++++ Dataset rows ++++
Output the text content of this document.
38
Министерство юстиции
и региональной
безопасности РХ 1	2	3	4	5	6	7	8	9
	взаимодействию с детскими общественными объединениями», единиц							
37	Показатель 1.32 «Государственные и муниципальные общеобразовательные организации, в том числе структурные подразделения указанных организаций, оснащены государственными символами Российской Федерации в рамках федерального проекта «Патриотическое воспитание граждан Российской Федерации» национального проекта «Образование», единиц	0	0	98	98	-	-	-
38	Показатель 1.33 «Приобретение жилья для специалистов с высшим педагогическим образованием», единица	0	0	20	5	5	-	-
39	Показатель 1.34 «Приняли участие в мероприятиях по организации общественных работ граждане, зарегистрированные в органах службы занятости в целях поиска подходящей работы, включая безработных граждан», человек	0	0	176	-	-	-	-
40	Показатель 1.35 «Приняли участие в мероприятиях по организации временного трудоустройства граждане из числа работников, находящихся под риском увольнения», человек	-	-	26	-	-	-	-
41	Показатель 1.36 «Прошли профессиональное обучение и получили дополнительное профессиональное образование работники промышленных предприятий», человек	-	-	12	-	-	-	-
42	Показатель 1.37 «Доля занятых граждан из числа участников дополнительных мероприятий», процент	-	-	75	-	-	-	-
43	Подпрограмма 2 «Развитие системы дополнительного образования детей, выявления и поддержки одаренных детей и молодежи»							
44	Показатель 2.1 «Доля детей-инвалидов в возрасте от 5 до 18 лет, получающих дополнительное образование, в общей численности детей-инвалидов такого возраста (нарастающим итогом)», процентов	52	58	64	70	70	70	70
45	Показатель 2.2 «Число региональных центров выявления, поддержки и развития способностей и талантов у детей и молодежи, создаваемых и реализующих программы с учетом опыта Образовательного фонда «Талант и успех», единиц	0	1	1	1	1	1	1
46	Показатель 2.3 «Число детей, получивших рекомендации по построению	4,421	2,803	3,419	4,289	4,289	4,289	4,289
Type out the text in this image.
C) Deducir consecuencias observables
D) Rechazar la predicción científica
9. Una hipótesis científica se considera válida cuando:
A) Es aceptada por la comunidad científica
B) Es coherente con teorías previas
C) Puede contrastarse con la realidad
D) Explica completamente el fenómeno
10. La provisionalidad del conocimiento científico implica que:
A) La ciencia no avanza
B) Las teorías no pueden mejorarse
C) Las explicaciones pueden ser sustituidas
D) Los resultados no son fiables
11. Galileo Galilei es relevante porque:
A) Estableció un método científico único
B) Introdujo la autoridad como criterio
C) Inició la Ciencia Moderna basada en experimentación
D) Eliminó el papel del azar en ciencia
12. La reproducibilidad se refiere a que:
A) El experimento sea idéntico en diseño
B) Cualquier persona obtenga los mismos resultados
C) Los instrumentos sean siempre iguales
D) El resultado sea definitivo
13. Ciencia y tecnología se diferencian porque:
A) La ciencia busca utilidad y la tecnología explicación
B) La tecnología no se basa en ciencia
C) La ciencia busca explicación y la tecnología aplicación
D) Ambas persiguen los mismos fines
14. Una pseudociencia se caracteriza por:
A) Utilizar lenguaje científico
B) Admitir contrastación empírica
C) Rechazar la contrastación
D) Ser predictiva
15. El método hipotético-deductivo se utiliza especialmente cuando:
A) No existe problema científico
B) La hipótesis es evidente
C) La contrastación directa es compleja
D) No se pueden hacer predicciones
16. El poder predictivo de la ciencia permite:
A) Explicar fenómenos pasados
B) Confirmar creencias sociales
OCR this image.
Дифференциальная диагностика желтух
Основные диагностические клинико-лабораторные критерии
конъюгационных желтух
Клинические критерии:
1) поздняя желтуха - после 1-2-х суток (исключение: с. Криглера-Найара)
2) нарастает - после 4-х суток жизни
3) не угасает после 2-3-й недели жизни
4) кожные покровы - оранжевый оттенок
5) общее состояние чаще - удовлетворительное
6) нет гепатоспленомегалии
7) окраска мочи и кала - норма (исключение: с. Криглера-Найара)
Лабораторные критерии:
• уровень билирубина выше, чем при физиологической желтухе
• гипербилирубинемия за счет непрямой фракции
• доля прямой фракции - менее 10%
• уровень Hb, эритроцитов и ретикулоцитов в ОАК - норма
++++
Aim: Extract the full listing above without altering anything.

Result:
Output the text content of this document.
38
Министерство юстиции
и региональной
безопасности РХ 1	2	3	4	5	6	7	8	9
	взаимодействию с детскими общественными объединениями», единиц							
37	Показатель 1.32 «Государственные и муниципальные общеобразовательные организации, в том числе структурные подразделения указанных организаций, оснащены государственными символами Российской Федерации в рамках федерального проекта «Патриотическое воспитание граждан Российской Федерации» национального проекта «Образование», единиц	0	0	98	98	-	-	-
38	Показатель 1.33 «Приобретение жилья для специалистов с высшим педагогическим образованием», единица	0	0	20	5	5	-	-
39	Показатель 1.34 «Приняли участие в мероприятиях по организации общественных работ граждане, зарегистрированные в органах службы занятости в целях поиска подходящей работы, включая безработных граждан», человек	0	0	176	-	-	-	-
40	Показатель 1.35 «Приняли участие в мероприятиях по организации временного трудоустройства граждане из числа работников, находящихся под риском увольнения», человек	-	-	26	-	-	-	-
41	Показатель 1.36 «Прошли профессиональное обучение и получили дополнительное профессиональное образование работники промышленных предприятий», человек	-	-	12	-	-	-	-
42	Показатель 1.37 «Доля занятых граждан из числа участников дополнительных мероприятий», процент	-	-	75	-	-	-	-
43	Подпрограмма 2 «Развитие системы дополнительного образования детей, выявления и поддержки одаренных детей и молодежи»							
44	Показатель 2.1 «Доля детей-инвалидов в возрасте от 5 до 18 лет, получающих дополнительное образование, в общей численности детей-инвалидов такого возраста (нарастающим итогом)», процентов	52	58	64	70	70	70	70
45	Показатель 2.2 «Число региональных центров выявления, поддержки и развития способностей и талантов у детей и молодежи, создаваемых и реализующих программы с учетом опыта Образовательного фонда «Талант и успех», единиц	0	1	1	1	1	1	1
46	Показатель 2.3 «Число детей, получивших рекомендации по построению	4,421	2,803	3,419	4,289	4,289	4,289	4,289
Type out the text in this image.
C) Deducir consecuencias observables
D) Rechazar la predicción científica
9. Una hipótesis científica se considera válida cuando:
A) Es aceptada por la comunidad científica
B) Es coherente con teorías previas
C) Puede contrastarse con la realidad
D) Explica completamente el fenómeno
10. La provisionalidad del conocimiento científico implica que:
A) La ciencia no avanza
B) Las teorías no pueden mejorarse
C) Las explicaciones pueden ser sustituidas
D) Los resultados no son fiables
11. Galileo Galilei es relevante porque:
A) Estableció un método científico único
B) Introdujo la autoridad como criterio
C) Inició la Ciencia Moderna basada en experimentación
D) Eliminó el papel del azar en ciencia
12. La reproducibilidad se refiere a que:
A) El experimento sea idéntico en diseño
B) Cualquier persona obtenga los mismos resultados
C) Los instrumentos sean siempre iguales
D) El resultado sea definitivo
13. Ciencia y tecnología se diferencian porque:
A) La ciencia busca utilidad y la tecnología explicación
B) La tecnología no se basa en ciencia
C) La ciencia busca explicación y la tecnología aplicación
D) Ambas persiguen los mismos fines
14. Una pseudociencia se caracteriza por:
A) Utilizar lenguaje científico
B) Admitir contrastación empírica
C) Rechazar la contrastación
D) Ser predictiva
15. El método hipotético-deductivo se utiliza especialmente cuando:
A) No existe problema científico
B) La hipótesis es evidente
C) La contrastación directa es compleja
D) No se pueden hacer predicciones
16. El poder predictivo de la ciencia permite:
A) Explicar fenómenos pasados
B) Confirmar creencias sociales
OCR this image.
Дифференциальная диагностика желтух
Основные диагностические клинико-лабораторные критерии
конъюгационных желтух
Клинические критерии:
1) поздняя желтуха - после 1-2-х суток (исключение: с. Криглера-Найара)
2) нарастает - после 4-х суток жизни
3) не угасает после 2-3-й недели жизни
4) кожные покровы - оранжевый оттенок
5) общее состояние чаще - удовлетворительное
6) нет гепатоспленомегалии
7) окраска мочи и кала - норма (исключение: с. Криглера-Найара)
Лабораторные критерии:
• уровень билирубина выше, чем при физиологической желтухе
• гипербилирубинемия за счет непрямой фракции
• доля прямой фракции - менее 10%
• уровень Hb, эритроцитов и ретикулоцитов в ОАК - норма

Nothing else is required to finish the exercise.